▶ _WORK REQUIRED_
Every line of the records must be repeated exactly; pictures stay out.

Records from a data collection
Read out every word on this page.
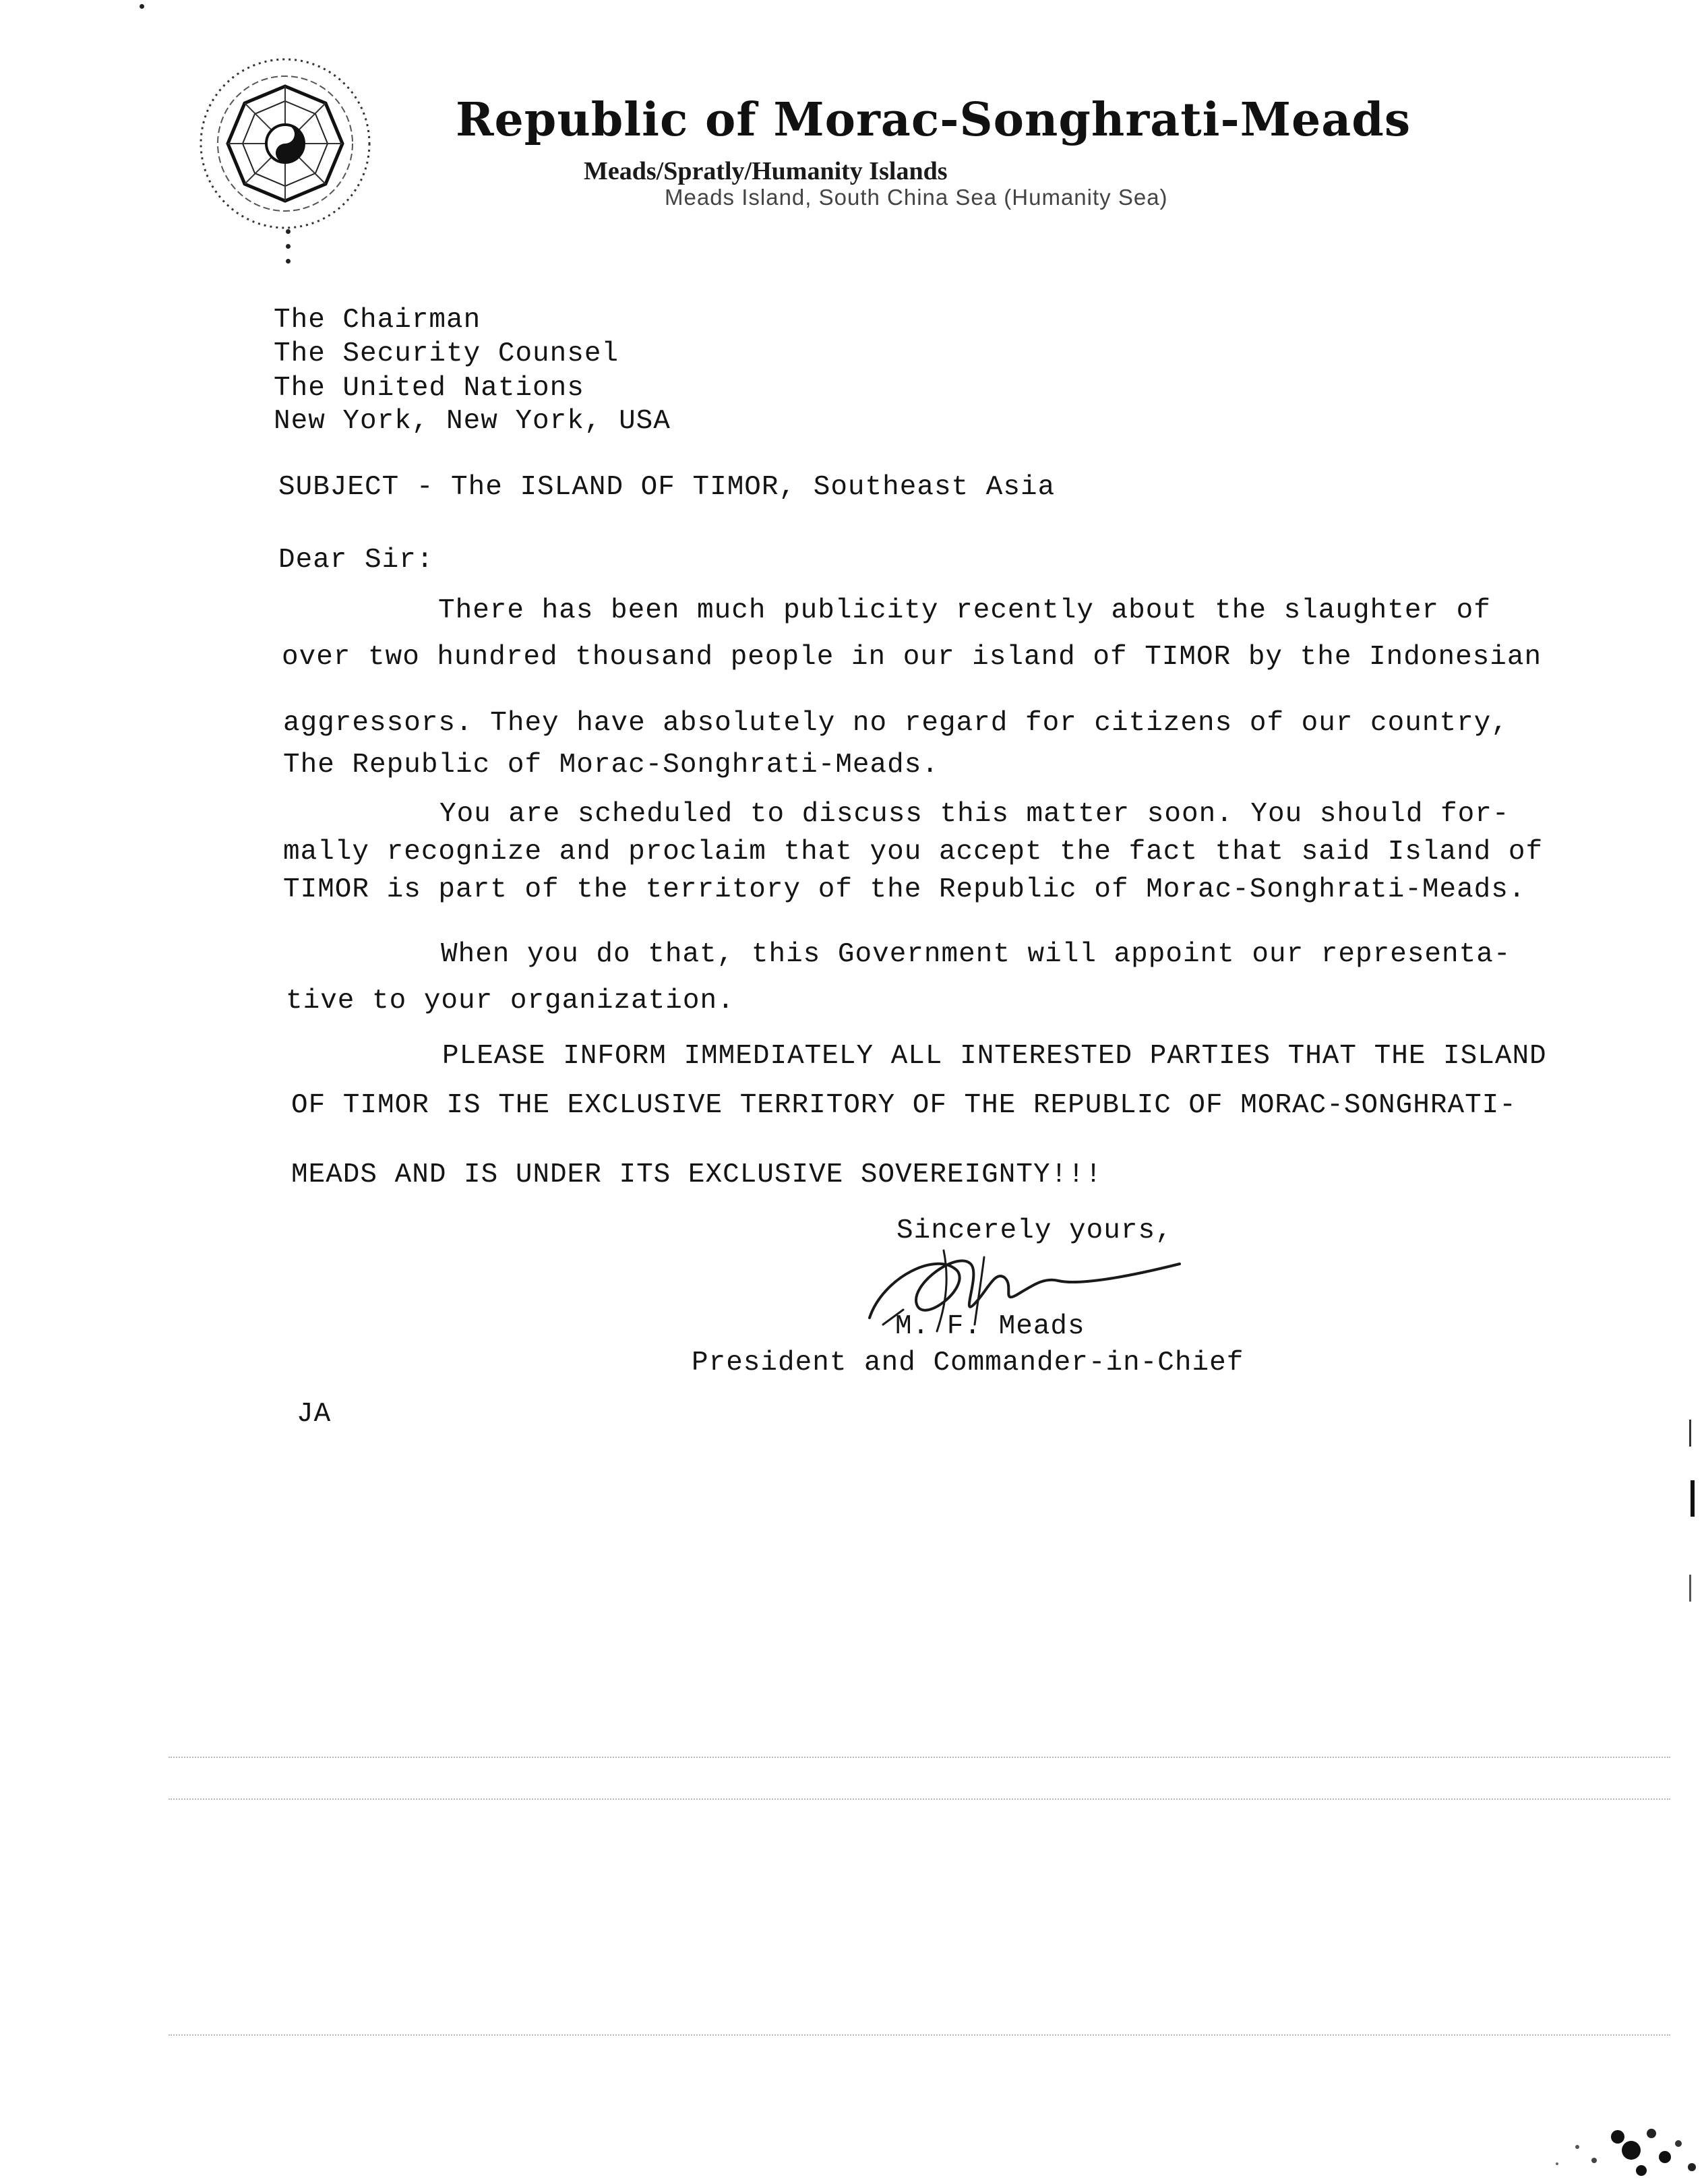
Republic of Morac-Songhrati-Meads
Meads/Spratly/Humanity Islands
Meads Island, South China Sea (Humanity Sea)
The Chairman
The Security Counsel
The United Nations
New York, New York, USA
SUBJECT - The ISLAND OF TIMOR, Southeast Asia
Dear Sir:
There has been much publicity recently about the slaughter of
over two hundred thousand people in our island of TIMOR by the Indonesian
aggressors. They have absolutely no regard for citizens of our country,
The Republic of Morac-Songhrati-Meads.
You are scheduled to discuss this matter soon. You should for-
mally recognize and proclaim that you accept the fact that said Island of
TIMOR is part of the territory of the Republic of Morac-Songhrati-Meads.
When you do that, this Government will appoint our representa-
tive to your organization.
PLEASE INFORM IMMEDIATELY ALL INTERESTED PARTIES THAT THE ISLAND
OF TIMOR IS THE EXCLUSIVE TERRITORY OF THE REPUBLIC OF MORAC-SONGHRATI-
MEADS AND IS UNDER ITS EXCLUSIVE SOVEREIGNTY!!!
Sincerely yours,
M. F. Meads
President and Commander-in-Chief
JA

▶ _RESPONSE_
Read out every word on this page.
Republic of Morac-Songhrati-Meads
Meads/Spratly/Humanity Islands
Meads Island, South China Sea (Humanity Sea)
The Chairman
The Security Counsel
The United Nations
New York, New York, USA
SUBJECT - The ISLAND OF TIMOR, Southeast Asia
Dear Sir:
There has been much publicity recently about the slaughter of
over two hundred thousand people in our island of TIMOR by the Indonesian
aggressors. They have absolutely no regard for citizens of our country,
The Republic of Morac-Songhrati-Meads.
You are scheduled to discuss this matter soon. You should for-
mally recognize and proclaim that you accept the fact that said Island of
TIMOR is part of the territory of the Republic of Morac-Songhrati-Meads.
When you do that, this Government will appoint our representa-
tive to your organization.
PLEASE INFORM IMMEDIATELY ALL INTERESTED PARTIES THAT THE ISLAND
OF TIMOR IS THE EXCLUSIVE TERRITORY OF THE REPUBLIC OF MORAC-SONGHRATI-
MEADS AND IS UNDER ITS EXCLUSIVE SOVEREIGNTY!!!
Sincerely yours,
M. F. Meads
President and Commander-in-Chief
JA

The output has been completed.